* Set exercise:
Restate the whole of the material. Keep every word, and drop the pictures.

* Excerpts from a figure dataset:
※
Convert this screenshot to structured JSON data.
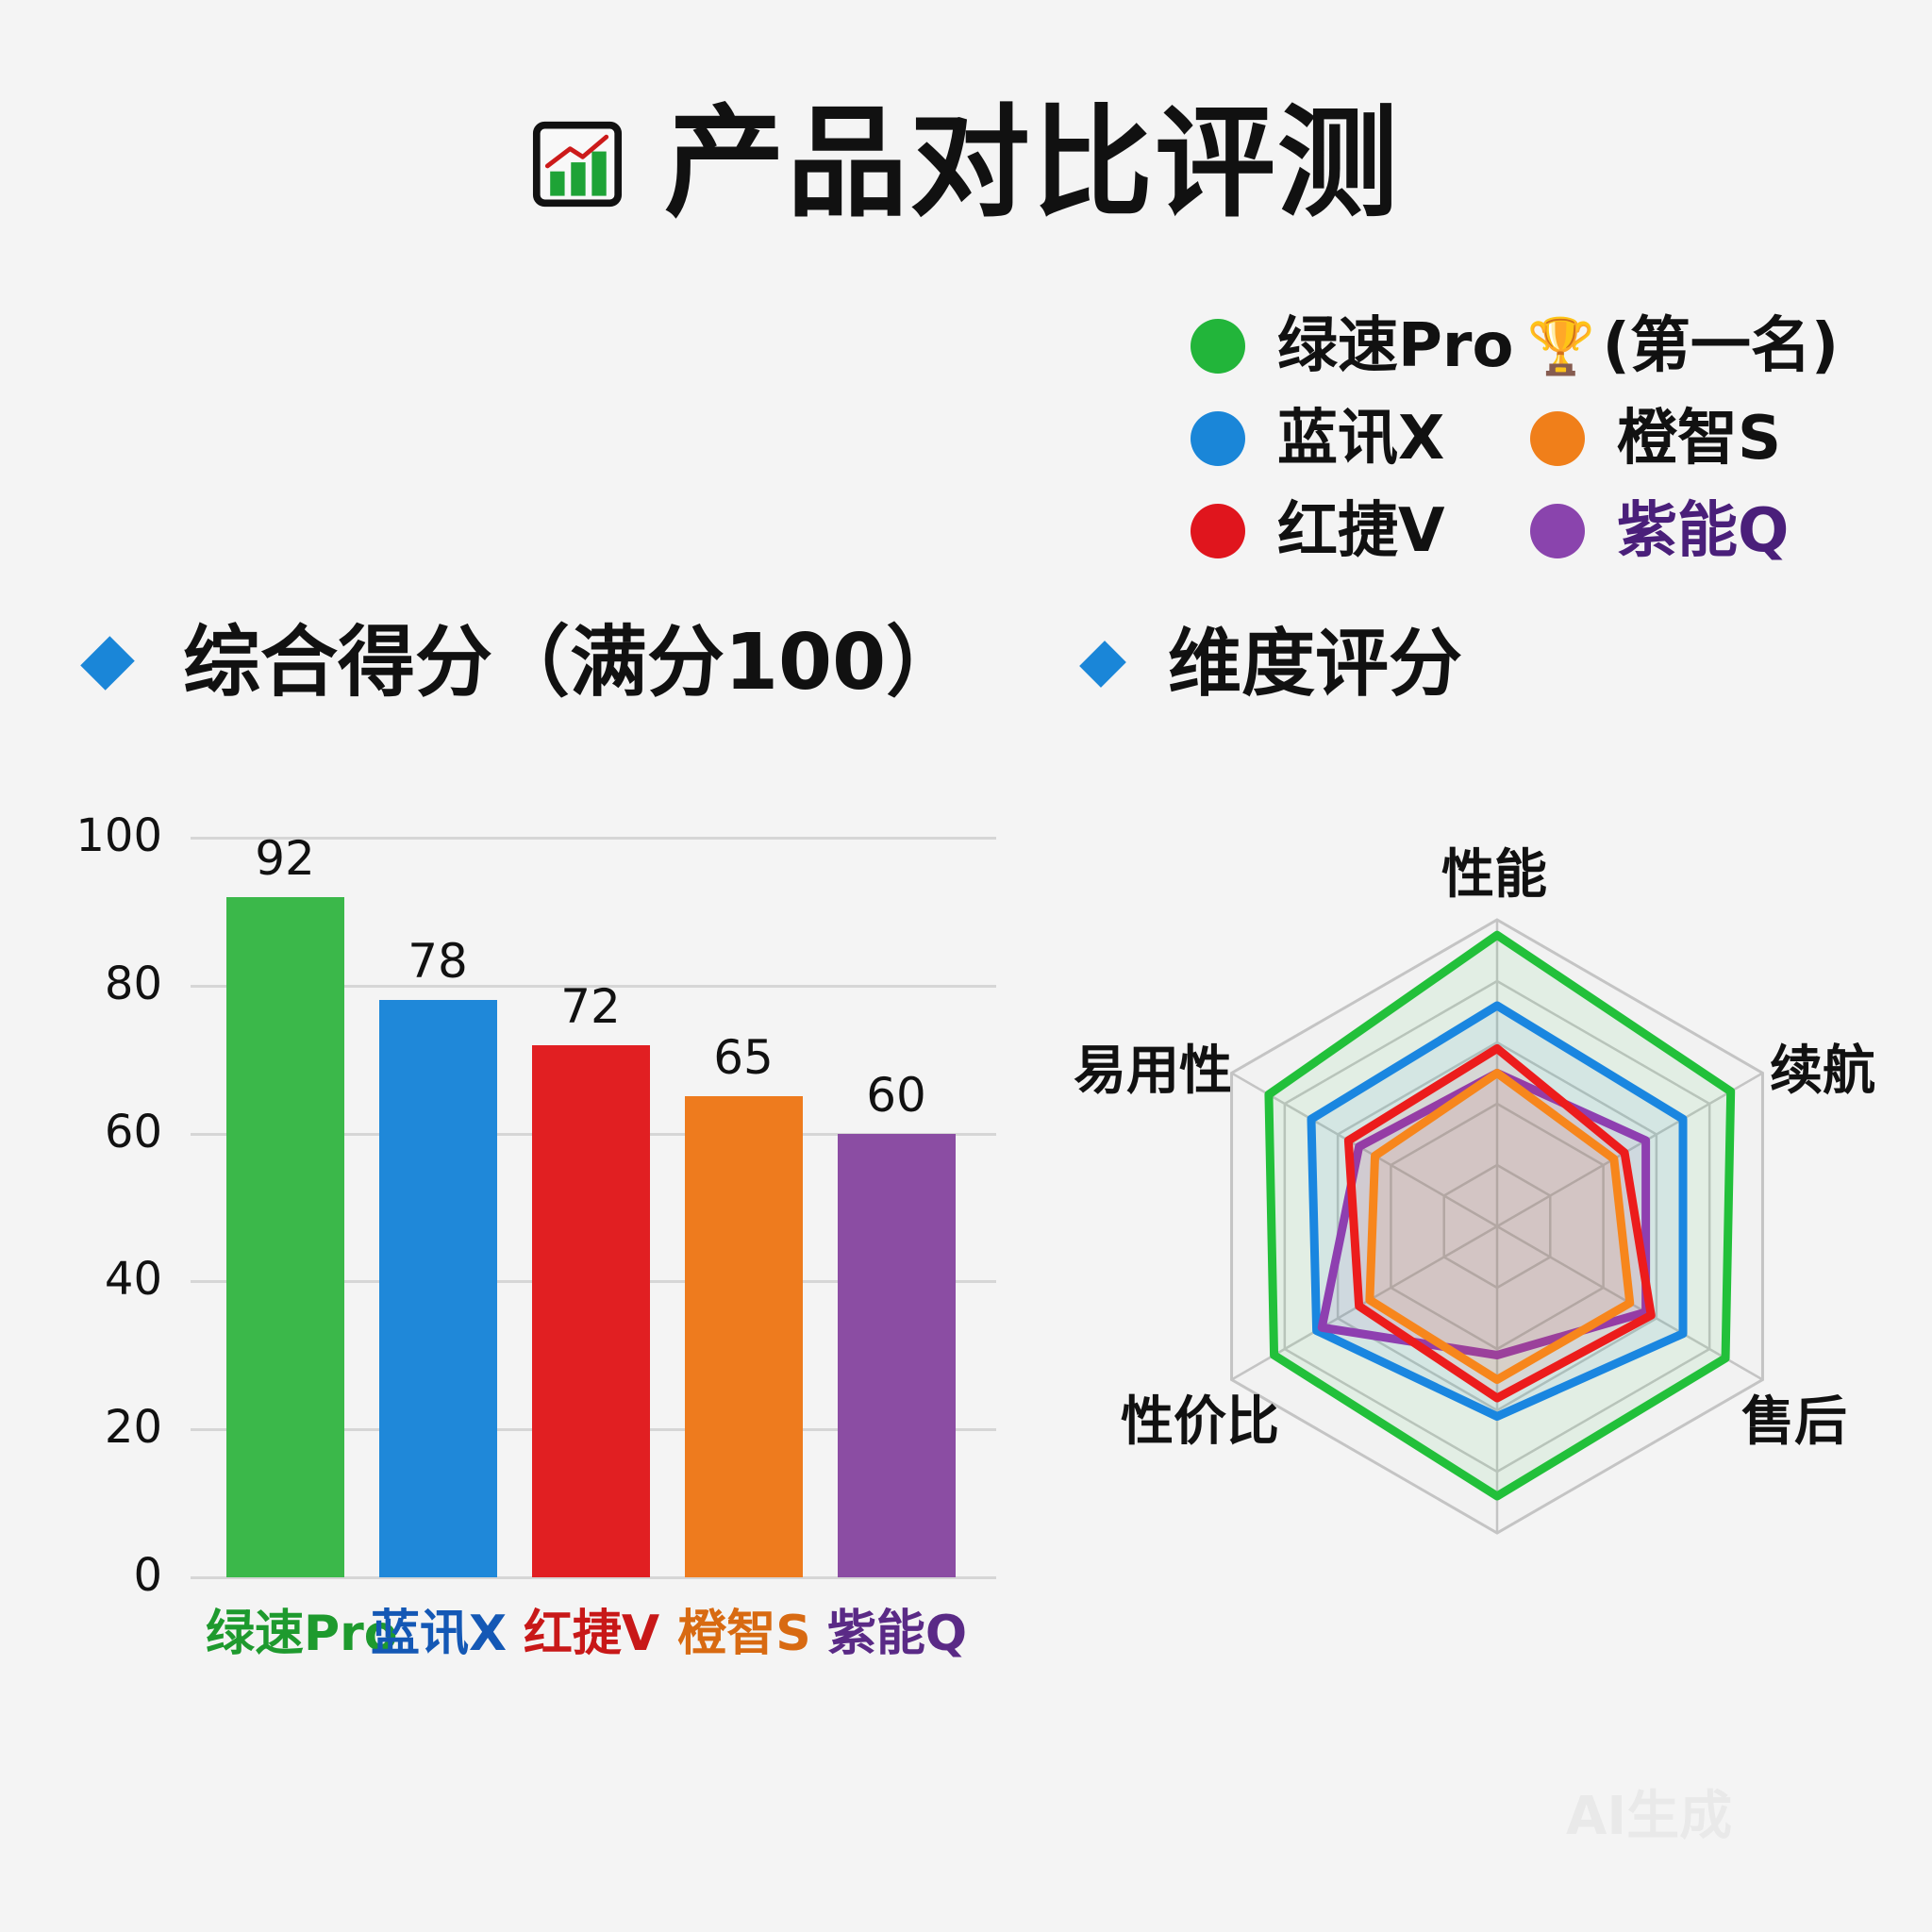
{
  "title": {
    "icon": "chart-trend-icon",
    "text": "产品对比评测"
  },
  "legend": {
    "items": [
      {
        "label": "绿速Pro",
        "color": "#22b53a",
        "badge": "🏆",
        "note": "(第一名)"
      },
      {
        "label": "蓝讯X",
        "color": "#1a86d8"
      },
      {
        "label": "橙智S",
        "color": "#f07f1a"
      },
      {
        "label": "红捷V",
        "color": "#e0151d"
      },
      {
        "label": "紫能Q",
        "color": "#8a44ad",
        "text_color": "#4a1f7a"
      }
    ]
  },
  "sections": {
    "overall": "综合得分（满分100）",
    "dimensions": "维度评分"
  },
  "watermark": "AI生成",
  "chart_data": [
    {
      "type": "bar",
      "title": "综合得分（满分100）",
      "categories": [
        "绿速Pro",
        "蓝讯X",
        "红捷V",
        "橙智S",
        "紫能Q"
      ],
      "values": [
        92,
        78,
        72,
        65,
        60
      ],
      "colors": [
        "#3bb84a",
        "#1f88d9",
        "#e11f22",
        "#ee7b1e",
        "#8b4da3"
      ],
      "label_colors": [
        "#1e9a2e",
        "#1458b5",
        "#c81818",
        "#d86a12",
        "#5a2a86"
      ],
      "xlabel": "",
      "ylabel": "",
      "ylim": [
        0,
        100
      ],
      "yticks": [
        0,
        20,
        40,
        60,
        80,
        100
      ],
      "grid": true,
      "data_labels": true
    },
    {
      "type": "radar",
      "title": "维度评分",
      "axes": [
        "性能",
        "续航",
        "售后",
        "",
        "性价比",
        "易用性"
      ],
      "range": [
        0,
        100
      ],
      "rings": 5,
      "series": [
        {
          "name": "绿速Pro",
          "color": "#22c03a",
          "values": [
            95,
            88,
            86,
            88,
            84,
            86
          ]
        },
        {
          "name": "蓝讯X",
          "color": "#1a86e0",
          "values": [
            72,
            70,
            70,
            62,
            68,
            70
          ]
        },
        {
          "name": "紫能Q",
          "color": "#8e3fb0",
          "values": [
            50,
            56,
            56,
            42,
            66,
            52
          ]
        },
        {
          "name": "红捷V",
          "color": "#ec1c1c",
          "values": [
            58,
            48,
            58,
            56,
            52,
            56
          ]
        },
        {
          "name": "橙智S",
          "color": "#f7861c",
          "values": [
            50,
            44,
            50,
            50,
            48,
            46
          ]
        }
      ]
    }
  ]
}
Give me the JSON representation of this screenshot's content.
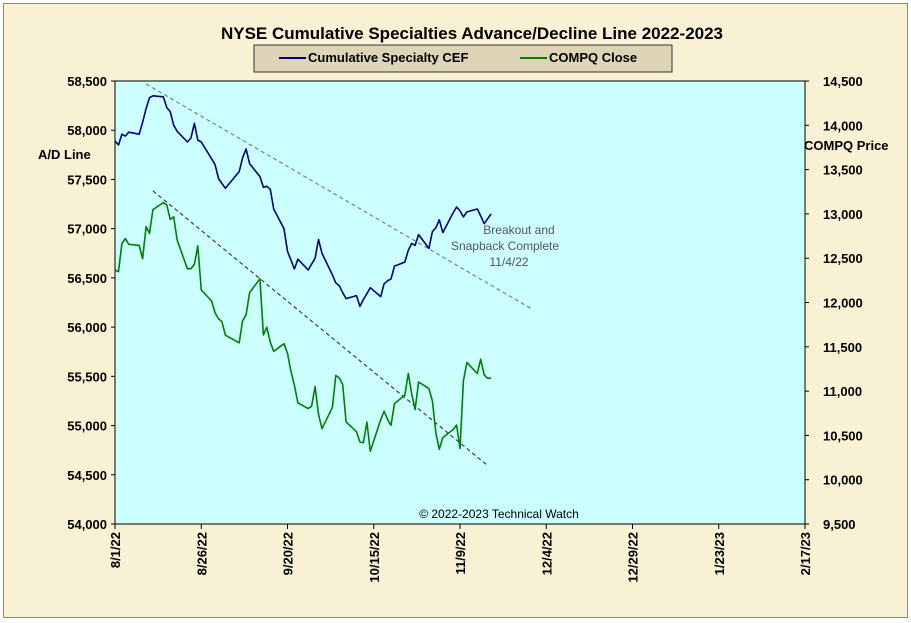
※
* Exercise answer:
Convert this screenshot to structured JSON data.
{
  "title": {
    "icon": "chart-trend-icon",
    "text": "产品对比评测"
  },
  "legend": {
    "items": [
      {
        "label": "绿速Pro",
        "color": "#22b53a",
        "badge": "🏆",
        "note": "(第一名)"
      },
      {
        "label": "蓝讯X",
        "color": "#1a86d8"
      },
      {
        "label": "橙智S",
        "color": "#f07f1a"
      },
      {
        "label": "红捷V",
        "color": "#e0151d"
      },
      {
        "label": "紫能Q",
        "color": "#8a44ad",
        "text_color": "#4a1f7a"
      }
    ]
  },
  "sections": {
    "overall": "综合得分（满分100）",
    "dimensions": "维度评分"
  },
  "watermark": "AI生成",
  "chart_data": [
    {
      "type": "bar",
      "title": "综合得分（满分100）",
      "categories": [
        "绿速Pro",
        "蓝讯X",
        "红捷V",
        "橙智S",
        "紫能Q"
      ],
      "values": [
        92,
        78,
        72,
        65,
        60
      ],
      "colors": [
        "#3bb84a",
        "#1f88d9",
        "#e11f22",
        "#ee7b1e",
        "#8b4da3"
      ],
      "label_colors": [
        "#1e9a2e",
        "#1458b5",
        "#c81818",
        "#d86a12",
        "#5a2a86"
      ],
      "xlabel": "",
      "ylabel": "",
      "ylim": [
        0,
        100
      ],
      "yticks": [
        0,
        20,
        40,
        60,
        80,
        100
      ],
      "grid": true,
      "data_labels": true
    },
    {
      "type": "radar",
      "title": "维度评分",
      "axes": [
        "性能",
        "续航",
        "售后",
        "",
        "性价比",
        "易用性"
      ],
      "range": [
        0,
        100
      ],
      "rings": 5,
      "series": [
        {
          "name": "绿速Pro",
          "color": "#22c03a",
          "values": [
            95,
            88,
            86,
            88,
            84,
            86
          ]
        },
        {
          "name": "蓝讯X",
          "color": "#1a86e0",
          "values": [
            72,
            70,
            70,
            62,
            68,
            70
          ]
        },
        {
          "name": "紫能Q",
          "color": "#8e3fb0",
          "values": [
            50,
            56,
            56,
            42,
            66,
            52
          ]
        },
        {
          "name": "红捷V",
          "color": "#ec1c1c",
          "values": [
            58,
            48,
            58,
            56,
            52,
            56
          ]
        },
        {
          "name": "橙智S",
          "color": "#f7861c",
          "values": [
            50,
            44,
            50,
            50,
            48,
            46
          ]
        }
      ]
    }
  ]
}
Give me the JSON representation of this screenshot's content.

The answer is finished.